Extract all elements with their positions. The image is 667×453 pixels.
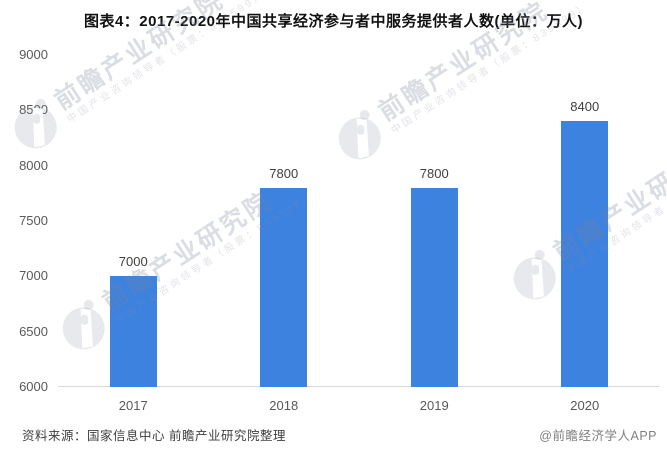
bar-value-2017: 7000 (118, 254, 148, 270)
y-tick-7500: 7500 (19, 213, 48, 228)
y-tick-8000: 8000 (19, 157, 48, 173)
y-tick-6000: 6000 (19, 379, 48, 394)
chart-title: 图表4：2017-2020年中国共享经济参与者中服务提供者人数(单位：万人) (83, 13, 584, 30)
bar-value-2020: 8400 (570, 99, 600, 115)
bar-2020 (561, 121, 609, 387)
bar-2019 (410, 187, 458, 387)
x-tick-2020: 2020 (570, 398, 600, 413)
x-tick-2019: 2019 (419, 398, 449, 413)
y-tick-9000: 9000 (19, 47, 48, 62)
bar-value-2019: 7800 (419, 165, 449, 181)
credit-note: @前瞻经济学人APP (539, 429, 657, 443)
bar-2017 (109, 276, 157, 387)
y-tick-8500: 8500 (19, 102, 48, 118)
y-tick-6500: 6500 (19, 323, 48, 339)
x-axis-line (58, 386, 660, 387)
x-tick-2017: 2017 (118, 398, 148, 413)
bar-value-2018: 7800 (269, 165, 299, 181)
plot-area: 7000 2017 7800 2018 7800 2019 8400 2020 (58, 55, 660, 413)
y-axis: 6000 6500 7000 7500 8000 8500 9000 (0, 48, 48, 394)
y-tick-7000: 7000 (19, 268, 48, 284)
source-note: 资料来源：国家信息中心 前瞻产业研究院整理 (22, 429, 286, 443)
bar-2018 (260, 187, 308, 387)
x-tick-2018: 2018 (269, 398, 299, 413)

- - - - -

**Given request**
Convert the lines of the entry above into a JSON list of strings, one string per line, leaving out blank lines and the picture line.

**Result**
[
  "Extract all elements with their positions. The image is 667×453 pixels.",
  "bar-value-2017: 7000 (118, 254, 148, 270)",
  "y-tick-7500: 7500 (19, 213, 48, 228)",
  "y-tick-8000: 8000 (19, 157, 48, 173)",
  "y-tick-6000: 6000 (19, 379, 48, 394)",
  "chart-title: 图表4：2017-2020年中国共享经济参与者中服务提供者人数(单位：万人) (83, 13, 584, 30)",
  "bar-value-2020: 8400 (570, 99, 600, 115)",
  "bar-2020 (561, 121, 609, 387)",
  "bar-2019 (410, 187, 458, 387)",
  "x-tick-2020: 2020 (570, 398, 600, 413)",
  "x-tick-2019: 2019 (419, 398, 449, 413)",
  "y-tick-9000: 9000 (19, 47, 48, 62)",
  "bar-value-2019: 7800 (419, 165, 449, 181)",
  "credit-note: @前瞻经济学人APP (539, 429, 657, 443)",
  "bar-2017 (109, 276, 157, 387)",
  "y-tick-8500: 8500 (19, 102, 48, 118)",
  "y-tick-6500: 6500 (19, 323, 48, 339)",
  "x-axis-line (58, 386, 660, 387)",
  "x-tick-2017: 2017 (118, 398, 148, 413)",
  "bar-value-2018: 7800 (269, 165, 299, 181)",
  "plot-area: 7000 2017 7800 2018 7800 2019 8400 2020 (58, 55, 660, 413)",
  "y-axis: 6000 6500 7000 7500 8000 8500 9000 (0, 48, 48, 394)",
  "y-tick-7000: 7000 (19, 268, 48, 284)",
  "source-note: 资料来源：国家信息中心 前瞻产业研究院整理 (22, 429, 286, 443)",
  "bar-2018 (260, 187, 308, 387)",
  "x-tick-2018: 2018 (269, 398, 299, 413)"
]